- **Short problem**: Find every line of the listing below where "Dodaj" appears, and copy it.
##########
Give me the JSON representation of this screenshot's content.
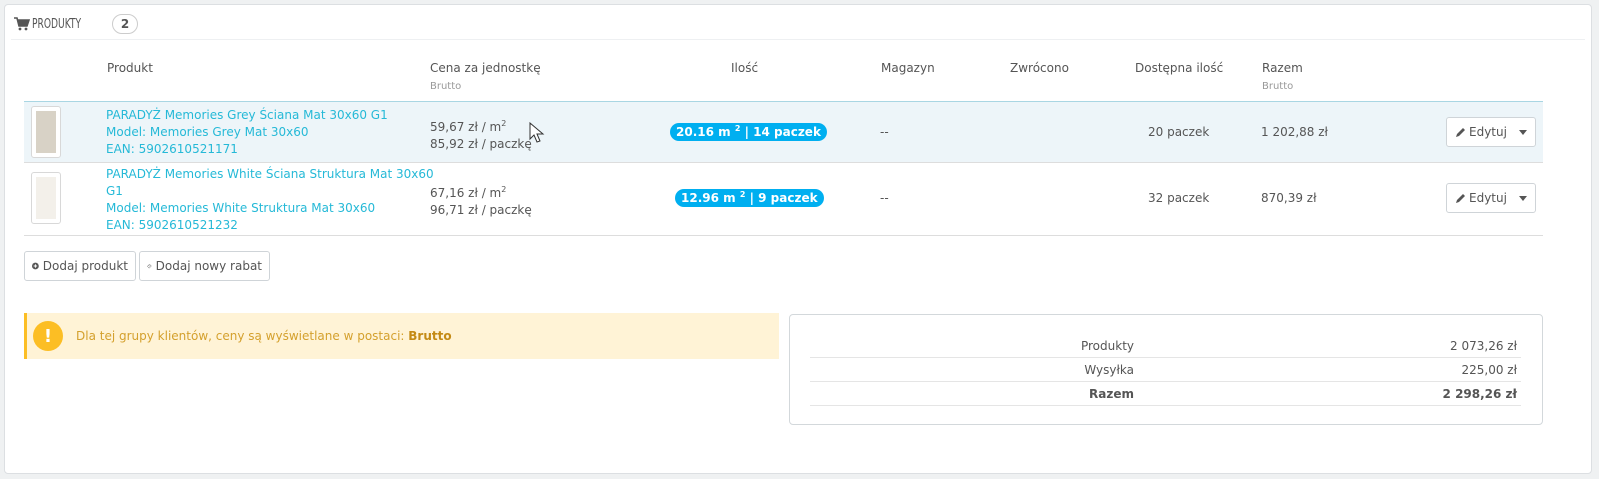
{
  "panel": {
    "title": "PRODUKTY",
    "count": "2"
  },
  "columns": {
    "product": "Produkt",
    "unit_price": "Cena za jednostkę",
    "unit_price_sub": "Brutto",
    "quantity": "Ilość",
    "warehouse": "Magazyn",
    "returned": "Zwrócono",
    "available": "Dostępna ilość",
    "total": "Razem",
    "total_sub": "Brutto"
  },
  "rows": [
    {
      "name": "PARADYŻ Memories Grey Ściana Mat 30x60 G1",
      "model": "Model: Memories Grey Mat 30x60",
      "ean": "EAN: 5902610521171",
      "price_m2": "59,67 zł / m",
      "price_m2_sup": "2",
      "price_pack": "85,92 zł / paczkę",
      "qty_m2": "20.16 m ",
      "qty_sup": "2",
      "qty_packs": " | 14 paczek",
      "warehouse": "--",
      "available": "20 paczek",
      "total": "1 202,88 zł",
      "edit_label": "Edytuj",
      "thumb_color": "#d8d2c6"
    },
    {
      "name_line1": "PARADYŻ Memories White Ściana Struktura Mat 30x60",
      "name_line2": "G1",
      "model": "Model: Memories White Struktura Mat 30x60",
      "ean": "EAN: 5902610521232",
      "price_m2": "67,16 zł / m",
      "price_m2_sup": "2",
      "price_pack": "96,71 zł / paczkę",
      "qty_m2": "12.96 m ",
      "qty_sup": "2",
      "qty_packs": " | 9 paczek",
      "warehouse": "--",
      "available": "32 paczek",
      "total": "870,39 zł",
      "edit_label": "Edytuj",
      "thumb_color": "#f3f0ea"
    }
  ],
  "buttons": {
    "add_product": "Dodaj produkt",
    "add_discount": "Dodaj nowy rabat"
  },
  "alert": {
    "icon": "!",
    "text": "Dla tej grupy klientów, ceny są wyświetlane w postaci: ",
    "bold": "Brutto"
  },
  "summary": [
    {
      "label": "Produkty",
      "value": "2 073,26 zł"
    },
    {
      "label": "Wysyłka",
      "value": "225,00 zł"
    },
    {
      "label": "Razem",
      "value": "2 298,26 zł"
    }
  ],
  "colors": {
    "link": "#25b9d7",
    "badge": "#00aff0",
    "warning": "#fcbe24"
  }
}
##########
- **Full answer**:
    "add_product": "Dodaj produkt",
    "add_discount": "Dodaj nowy rabat"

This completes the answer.